— BEGIN —

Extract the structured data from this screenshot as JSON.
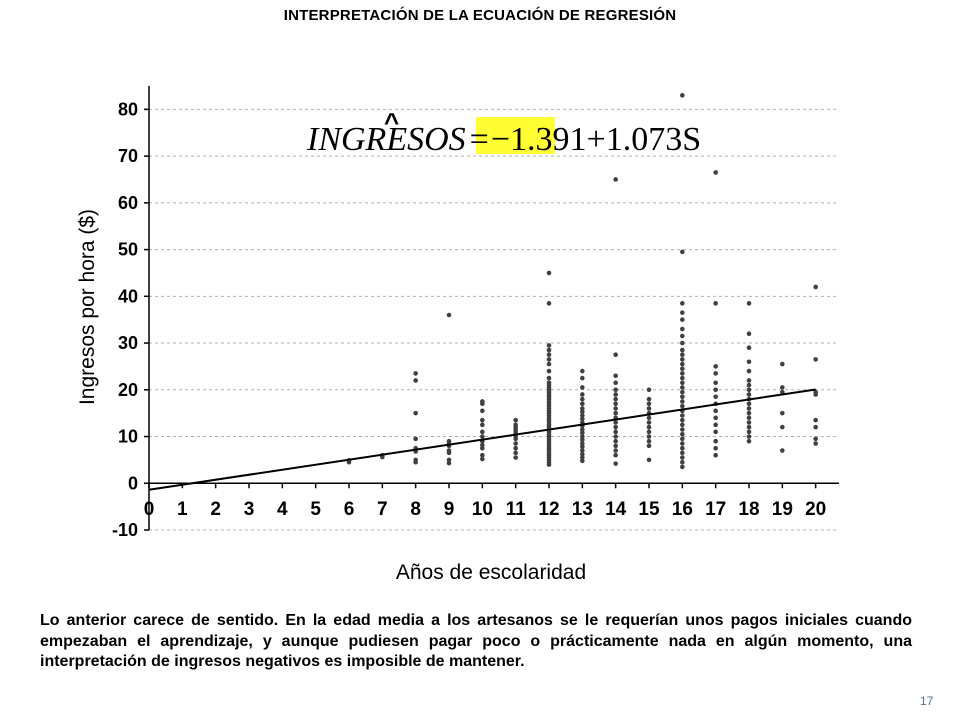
{
  "title": "INTERPRETACIÓN DE LA ECUACIÓN DE REGRESIÓN",
  "chart_data": {
    "type": "scatter",
    "xlabel": "Años de escolaridad",
    "ylabel": "Ingresos por hora ($)",
    "xlim": [
      0,
      20.7
    ],
    "ylim": [
      -10,
      85
    ],
    "x_ticks": [
      "0",
      "1",
      "2",
      "3",
      "4",
      "5",
      "6",
      "7",
      "8",
      "9",
      "10",
      "11",
      "12",
      "13",
      "14",
      "15",
      "16",
      "17",
      "18",
      "19",
      "20"
    ],
    "y_ticks": [
      "-10",
      "0",
      "10",
      "20",
      "30",
      "40",
      "50",
      "60",
      "70",
      "80"
    ],
    "grid": true,
    "equation": {
      "hat": "^",
      "lhs": "INGRESOS",
      "equals": "=",
      "intercept": "−1.391",
      "rest": "+1.073S",
      "highlight_color": "#ffff33"
    },
    "regression_line": {
      "intercept": -1.391,
      "slope": 1.073,
      "x_range": [
        0,
        20
      ]
    },
    "point_color": "#404040",
    "points": [
      [
        6,
        4.5
      ],
      [
        6,
        4.9
      ],
      [
        7,
        5.6
      ],
      [
        7,
        6.0
      ],
      [
        8,
        4.5
      ],
      [
        8,
        5.0
      ],
      [
        8,
        6.8
      ],
      [
        8,
        7.5
      ],
      [
        8,
        9.5
      ],
      [
        8,
        15.0
      ],
      [
        8,
        22.0
      ],
      [
        8,
        23.5
      ],
      [
        9,
        4.3
      ],
      [
        9,
        5.0
      ],
      [
        9,
        6.5
      ],
      [
        9,
        7.0
      ],
      [
        9,
        8.0
      ],
      [
        9,
        8.5
      ],
      [
        9,
        9.0
      ],
      [
        9,
        36.0
      ],
      [
        10,
        5.2
      ],
      [
        10,
        6.0
      ],
      [
        10,
        7.5
      ],
      [
        10,
        8.2
      ],
      [
        10,
        9.0
      ],
      [
        10,
        10.0
      ],
      [
        10,
        11.0
      ],
      [
        10,
        12.5
      ],
      [
        10,
        13.5
      ],
      [
        10,
        15.5
      ],
      [
        10,
        17.0
      ],
      [
        10,
        17.5
      ],
      [
        11,
        5.5
      ],
      [
        11,
        6.5
      ],
      [
        11,
        7.5
      ],
      [
        11,
        8.5
      ],
      [
        11,
        9.5
      ],
      [
        11,
        10.0
      ],
      [
        11,
        10.5
      ],
      [
        11,
        11.0
      ],
      [
        11,
        11.5
      ],
      [
        11,
        12.0
      ],
      [
        11,
        12.5
      ],
      [
        11,
        13.5
      ],
      [
        12,
        4.0
      ],
      [
        12,
        4.5
      ],
      [
        12,
        5.0
      ],
      [
        12,
        5.5
      ],
      [
        12,
        6.0
      ],
      [
        12,
        6.5
      ],
      [
        12,
        7.0
      ],
      [
        12,
        7.5
      ],
      [
        12,
        8.0
      ],
      [
        12,
        8.5
      ],
      [
        12,
        9.0
      ],
      [
        12,
        9.5
      ],
      [
        12,
        10.0
      ],
      [
        12,
        10.5
      ],
      [
        12,
        11.0
      ],
      [
        12,
        11.5
      ],
      [
        12,
        12.0
      ],
      [
        12,
        12.5
      ],
      [
        12,
        13.0
      ],
      [
        12,
        13.5
      ],
      [
        12,
        14.0
      ],
      [
        12,
        14.5
      ],
      [
        12,
        15.0
      ],
      [
        12,
        15.5
      ],
      [
        12,
        16.0
      ],
      [
        12,
        16.5
      ],
      [
        12,
        17.0
      ],
      [
        12,
        17.5
      ],
      [
        12,
        18.0
      ],
      [
        12,
        18.5
      ],
      [
        12,
        19.0
      ],
      [
        12,
        19.5
      ],
      [
        12,
        20.0
      ],
      [
        12,
        20.5
      ],
      [
        12,
        21.0
      ],
      [
        12,
        21.5
      ],
      [
        12,
        22.5
      ],
      [
        12,
        24.0
      ],
      [
        12,
        25.5
      ],
      [
        12,
        26.5
      ],
      [
        12,
        27.5
      ],
      [
        12,
        28.5
      ],
      [
        12,
        29.5
      ],
      [
        12,
        38.5
      ],
      [
        12,
        45.0
      ],
      [
        13,
        4.8
      ],
      [
        13,
        5.5
      ],
      [
        13,
        6.2
      ],
      [
        13,
        7.0
      ],
      [
        13,
        7.8
      ],
      [
        13,
        8.5
      ],
      [
        13,
        9.3
      ],
      [
        13,
        10.0
      ],
      [
        13,
        10.8
      ],
      [
        13,
        11.5
      ],
      [
        13,
        12.3
      ],
      [
        13,
        13.0
      ],
      [
        13,
        13.8
      ],
      [
        13,
        14.5
      ],
      [
        13,
        15.3
      ],
      [
        13,
        16.0
      ],
      [
        13,
        17.0
      ],
      [
        13,
        18.0
      ],
      [
        13,
        19.0
      ],
      [
        13,
        20.5
      ],
      [
        13,
        22.5
      ],
      [
        13,
        24.0
      ],
      [
        14,
        4.2
      ],
      [
        14,
        6.0
      ],
      [
        14,
        7.0
      ],
      [
        14,
        8.0
      ],
      [
        14,
        9.0
      ],
      [
        14,
        10.0
      ],
      [
        14,
        11.0
      ],
      [
        14,
        12.0
      ],
      [
        14,
        13.0
      ],
      [
        14,
        14.0
      ],
      [
        14,
        15.0
      ],
      [
        14,
        16.0
      ],
      [
        14,
        17.0
      ],
      [
        14,
        18.0
      ],
      [
        14,
        19.0
      ],
      [
        14,
        20.0
      ],
      [
        14,
        21.5
      ],
      [
        14,
        23.0
      ],
      [
        14,
        27.5
      ],
      [
        14,
        65.0
      ],
      [
        15,
        5.0
      ],
      [
        15,
        8.0
      ],
      [
        15,
        9.0
      ],
      [
        15,
        10.0
      ],
      [
        15,
        11.0
      ],
      [
        15,
        12.0
      ],
      [
        15,
        13.0
      ],
      [
        15,
        14.0
      ],
      [
        15,
        15.0
      ],
      [
        15,
        16.0
      ],
      [
        15,
        17.0
      ],
      [
        15,
        18.0
      ],
      [
        15,
        20.0
      ],
      [
        16,
        3.5
      ],
      [
        16,
        4.5
      ],
      [
        16,
        5.5
      ],
      [
        16,
        6.5
      ],
      [
        16,
        7.5
      ],
      [
        16,
        8.5
      ],
      [
        16,
        9.5
      ],
      [
        16,
        10.5
      ],
      [
        16,
        11.5
      ],
      [
        16,
        12.5
      ],
      [
        16,
        13.5
      ],
      [
        16,
        14.5
      ],
      [
        16,
        15.5
      ],
      [
        16,
        16.5
      ],
      [
        16,
        17.5
      ],
      [
        16,
        18.5
      ],
      [
        16,
        19.5
      ],
      [
        16,
        20.5
      ],
      [
        16,
        21.5
      ],
      [
        16,
        22.5
      ],
      [
        16,
        23.5
      ],
      [
        16,
        24.5
      ],
      [
        16,
        25.5
      ],
      [
        16,
        26.5
      ],
      [
        16,
        27.5
      ],
      [
        16,
        28.5
      ],
      [
        16,
        30.0
      ],
      [
        16,
        31.5
      ],
      [
        16,
        33.0
      ],
      [
        16,
        35.0
      ],
      [
        16,
        36.5
      ],
      [
        16,
        38.5
      ],
      [
        16,
        49.5
      ],
      [
        16,
        83.0
      ],
      [
        17,
        6.0
      ],
      [
        17,
        7.5
      ],
      [
        17,
        9.0
      ],
      [
        17,
        11.0
      ],
      [
        17,
        12.5
      ],
      [
        17,
        14.0
      ],
      [
        17,
        15.5
      ],
      [
        17,
        17.0
      ],
      [
        17,
        18.5
      ],
      [
        17,
        20.0
      ],
      [
        17,
        21.5
      ],
      [
        17,
        23.5
      ],
      [
        17,
        25.0
      ],
      [
        17,
        38.5
      ],
      [
        17,
        66.5
      ],
      [
        18,
        9.0
      ],
      [
        18,
        10.0
      ],
      [
        18,
        11.0
      ],
      [
        18,
        12.0
      ],
      [
        18,
        13.0
      ],
      [
        18,
        14.0
      ],
      [
        18,
        15.0
      ],
      [
        18,
        16.0
      ],
      [
        18,
        17.0
      ],
      [
        18,
        18.0
      ],
      [
        18,
        19.0
      ],
      [
        18,
        20.0
      ],
      [
        18,
        21.0
      ],
      [
        18,
        22.0
      ],
      [
        18,
        24.0
      ],
      [
        18,
        26.0
      ],
      [
        18,
        29.0
      ],
      [
        18,
        32.0
      ],
      [
        18,
        38.5
      ],
      [
        19,
        7.0
      ],
      [
        19,
        12.0
      ],
      [
        19,
        15.0
      ],
      [
        19,
        19.5
      ],
      [
        19,
        20.5
      ],
      [
        19,
        25.5
      ],
      [
        20,
        8.5
      ],
      [
        20,
        9.5
      ],
      [
        20,
        12.0
      ],
      [
        20,
        13.5
      ],
      [
        20,
        19.0
      ],
      [
        20,
        19.5
      ],
      [
        20,
        26.5
      ],
      [
        20,
        42.0
      ]
    ]
  },
  "paragraph": "Lo anterior carece de sentido.  En la edad media a los artesanos se le requerían unos pagos iniciales cuando empezaban el aprendizaje, y aunque pudiesen pagar poco o prácticamente nada en algún momento, una interpretación de ingresos negativos es imposible de mantener.",
  "page_number": "17"
}
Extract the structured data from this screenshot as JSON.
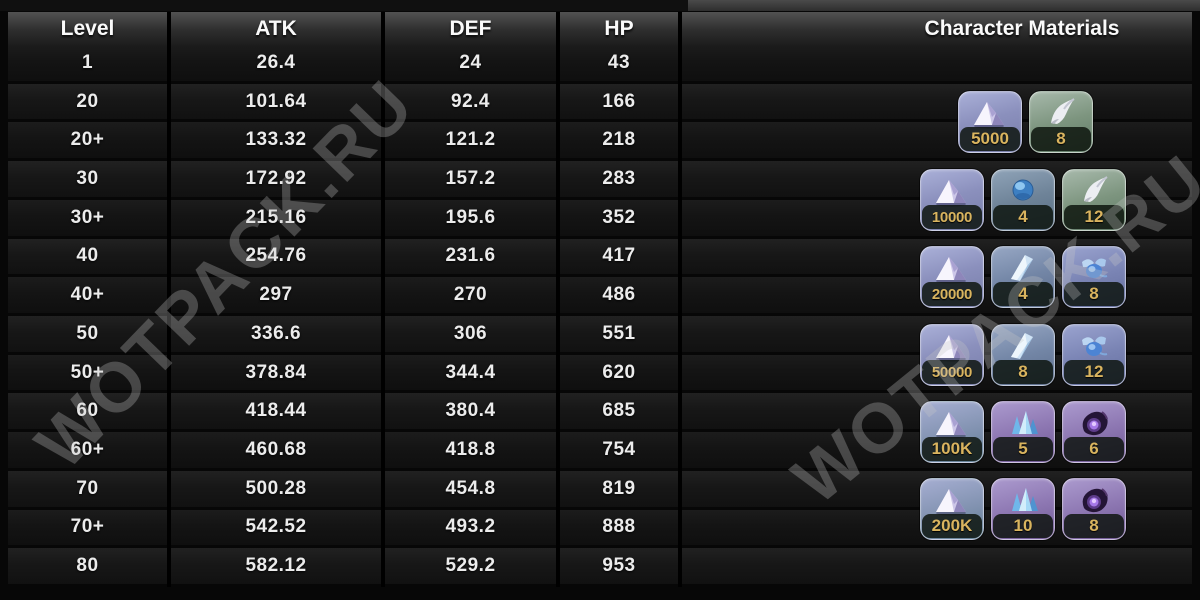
{
  "header": {
    "columns": [
      "Level",
      "ATK",
      "DEF",
      "HP",
      "Character Materials"
    ]
  },
  "stats_table": {
    "rows": [
      {
        "level": "1",
        "atk": "26.4",
        "def": "24",
        "hp": "43"
      },
      {
        "level": "20",
        "atk": "101.64",
        "def": "92.4",
        "hp": "166"
      },
      {
        "level": "20+",
        "atk": "133.32",
        "def": "121.2",
        "hp": "218"
      },
      {
        "level": "30",
        "atk": "172.92",
        "def": "157.2",
        "hp": "283"
      },
      {
        "level": "30+",
        "atk": "215.16",
        "def": "195.6",
        "hp": "352"
      },
      {
        "level": "40",
        "atk": "254.76",
        "def": "231.6",
        "hp": "417"
      },
      {
        "level": "40+",
        "atk": "297",
        "def": "270",
        "hp": "486"
      },
      {
        "level": "50",
        "atk": "336.6",
        "def": "306",
        "hp": "551"
      },
      {
        "level": "50+",
        "atk": "378.84",
        "def": "344.4",
        "hp": "620"
      },
      {
        "level": "60",
        "atk": "418.44",
        "def": "380.4",
        "hp": "685"
      },
      {
        "level": "60+",
        "atk": "460.68",
        "def": "418.8",
        "hp": "754"
      },
      {
        "level": "70",
        "atk": "500.28",
        "def": "454.8",
        "hp": "819"
      },
      {
        "level": "70+",
        "atk": "542.52",
        "def": "493.2",
        "hp": "888"
      },
      {
        "level": "80",
        "atk": "582.12",
        "def": "529.2",
        "hp": "953"
      }
    ]
  },
  "materials": [
    {
      "ascension": "20+",
      "items": [
        {
          "icon": "credits-icon",
          "qty": "5000",
          "bg": "periwinkle"
        },
        {
          "icon": "horn-icon",
          "qty": "8",
          "bg": "green"
        }
      ]
    },
    {
      "ascension": "30+",
      "items": [
        {
          "icon": "credits-icon",
          "qty": "10000",
          "bg": "periwinkle"
        },
        {
          "icon": "orb-icon",
          "qty": "4",
          "bg": "bluegrey"
        },
        {
          "icon": "horn-icon",
          "qty": "12",
          "bg": "green"
        }
      ]
    },
    {
      "ascension": "40+",
      "items": [
        {
          "icon": "credits-icon",
          "qty": "20000",
          "bg": "periwinkle"
        },
        {
          "icon": "shard-icon",
          "qty": "4",
          "bg": "slate"
        },
        {
          "icon": "beetle-icon",
          "qty": "8",
          "bg": "bluepurple"
        }
      ]
    },
    {
      "ascension": "50+",
      "items": [
        {
          "icon": "credits-icon",
          "qty": "50000",
          "bg": "periwinkle"
        },
        {
          "icon": "shard-icon",
          "qty": "8",
          "bg": "slate"
        },
        {
          "icon": "beetle-icon",
          "qty": "12",
          "bg": "bluepurple"
        }
      ]
    },
    {
      "ascension": "60+",
      "items": [
        {
          "icon": "credits-icon",
          "qty": "100K",
          "bg": "steel"
        },
        {
          "icon": "crystal-cluster-icon",
          "qty": "5",
          "bg": "purple"
        },
        {
          "icon": "dark-core-icon",
          "qty": "6",
          "bg": "purple"
        }
      ]
    },
    {
      "ascension": "70+",
      "items": [
        {
          "icon": "credits-icon",
          "qty": "200K",
          "bg": "steel"
        },
        {
          "icon": "crystal-cluster-icon",
          "qty": "10",
          "bg": "purple"
        },
        {
          "icon": "dark-core-icon",
          "qty": "8",
          "bg": "purple"
        }
      ]
    }
  ],
  "watermark": {
    "text": "WOTPACK.RU"
  },
  "colors": {
    "quantity_text": "#d9b45f",
    "header_bg_top": "#525252",
    "row_bg": "#161616",
    "grid_line": "#000000"
  }
}
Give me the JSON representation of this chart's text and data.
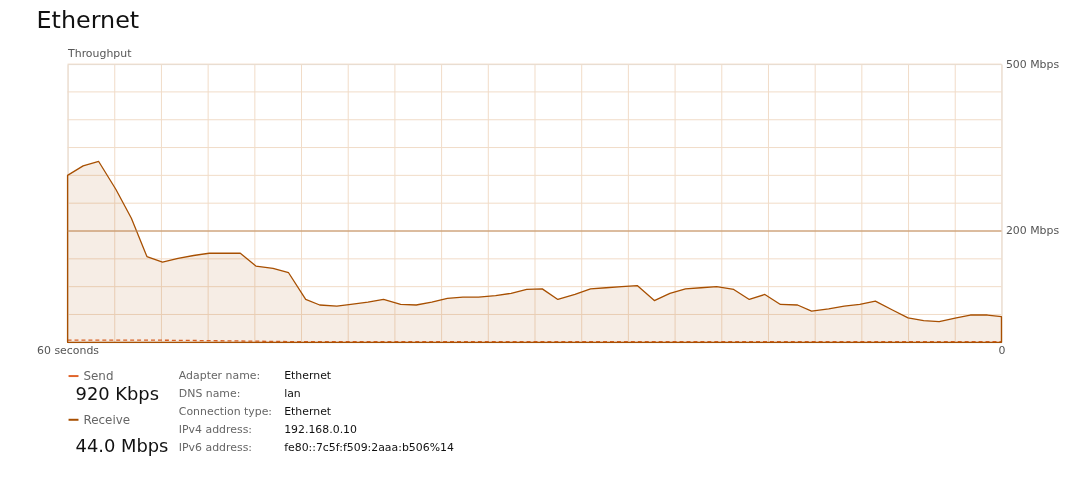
{
  "chart_data": {
    "type": "area",
    "title": "Ethernet",
    "ylabel": "Throughput",
    "x": [
      60,
      59,
      58,
      56.9,
      55.9,
      54.9,
      53.9,
      52.9,
      51.9,
      50.9,
      49.9,
      48.9,
      47.9,
      46.8,
      45.8,
      44.7,
      43.8,
      42.7,
      41.8,
      40.7,
      39.7,
      38.6,
      37.6,
      36.6,
      35.6,
      34.6,
      33.6,
      32.5,
      31.5,
      30.5,
      29.5,
      28.5,
      27.4,
      26.4,
      25.4,
      24.4,
      23.4,
      22.3,
      21.3,
      20.3,
      19.3,
      18.3,
      17.2,
      16.2,
      15.2,
      14.2,
      13.1,
      12.2,
      11.1,
      10.1,
      9.1,
      8.1,
      7,
      6,
      5,
      4,
      2.9,
      2,
      0.9,
      0
    ],
    "series": [
      {
        "name": "Send",
        "type": "line",
        "line_style": "dashed",
        "color": "#e0642a",
        "x": [
          60,
          55,
          51,
          45,
          30,
          20,
          0
        ],
        "values": [
          4,
          4,
          3,
          1,
          1,
          1,
          1
        ]
      },
      {
        "name": "Receive",
        "color": "#a74f01",
        "values": [
          300,
          317,
          325,
          275,
          223,
          154,
          144,
          151,
          156,
          160,
          160,
          160,
          137,
          133,
          125,
          77,
          67,
          65,
          68,
          72,
          77,
          68,
          67,
          72,
          79,
          81,
          81,
          84,
          88,
          95,
          96,
          77,
          86,
          96,
          98,
          100,
          102,
          75,
          88,
          96,
          98,
          100,
          95,
          77,
          86,
          68,
          67,
          56,
          60,
          65,
          68,
          74,
          58,
          44,
          39,
          37,
          44,
          49,
          49,
          46
        ]
      }
    ],
    "xlim": [
      60,
      0
    ],
    "xticks": [
      {
        "value": 60,
        "label": "60 seconds"
      },
      {
        "value": 57,
        "label": null
      },
      {
        "value": 54,
        "label": null
      },
      {
        "value": 51,
        "label": null
      },
      {
        "value": 48,
        "label": null
      },
      {
        "value": 45,
        "label": null
      },
      {
        "value": 42,
        "label": null
      },
      {
        "value": 39,
        "label": null
      },
      {
        "value": 36,
        "label": null
      },
      {
        "value": 33,
        "label": null
      },
      {
        "value": 30,
        "label": null
      },
      {
        "value": 27,
        "label": null
      },
      {
        "value": 24,
        "label": null
      },
      {
        "value": 21,
        "label": null
      },
      {
        "value": 18,
        "label": null
      },
      {
        "value": 15,
        "label": null
      },
      {
        "value": 12,
        "label": null
      },
      {
        "value": 9,
        "label": null
      },
      {
        "value": 6,
        "label": null
      },
      {
        "value": 3,
        "label": null
      },
      {
        "value": 0,
        "label": "0"
      }
    ],
    "ylim": [
      0,
      500
    ],
    "yticks": [
      {
        "value": 0,
        "label": null
      },
      {
        "value": 50,
        "label": null
      },
      {
        "value": 100,
        "label": null
      },
      {
        "value": 150,
        "label": null
      },
      {
        "value": 200,
        "label": "200 Mbps"
      },
      {
        "value": 250,
        "label": null
      },
      {
        "value": 300,
        "label": null
      },
      {
        "value": 350,
        "label": null
      },
      {
        "value": 400,
        "label": null
      },
      {
        "value": 450,
        "label": null
      },
      {
        "value": 500,
        "label": "500 Mbps"
      }
    ],
    "ref_lines": [
      {
        "axis": "y",
        "value": 200,
        "color": "#c08a5a"
      }
    ],
    "grid": true,
    "legend": "bottom left",
    "annotations": [
      "920 Kbps",
      "44.0 Mbps",
      "Adapter name:",
      "Ethernet",
      "DNS name:",
      "lan",
      "Connection type:",
      "Ethernet",
      "IPv4 address:",
      "192.168.0.10",
      "IPv6 address:",
      "fe80::7c5f:f509:2aaa:b506%14"
    ]
  }
}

— END —

(DIRECTIVE)
Find all the lines containing "name" in the material, then copy them.

(SOLUTION TO THE PROBLEM)
        "name": "Send",
        "name": "Receive",
      "Adapter name:",
      "DNS name:",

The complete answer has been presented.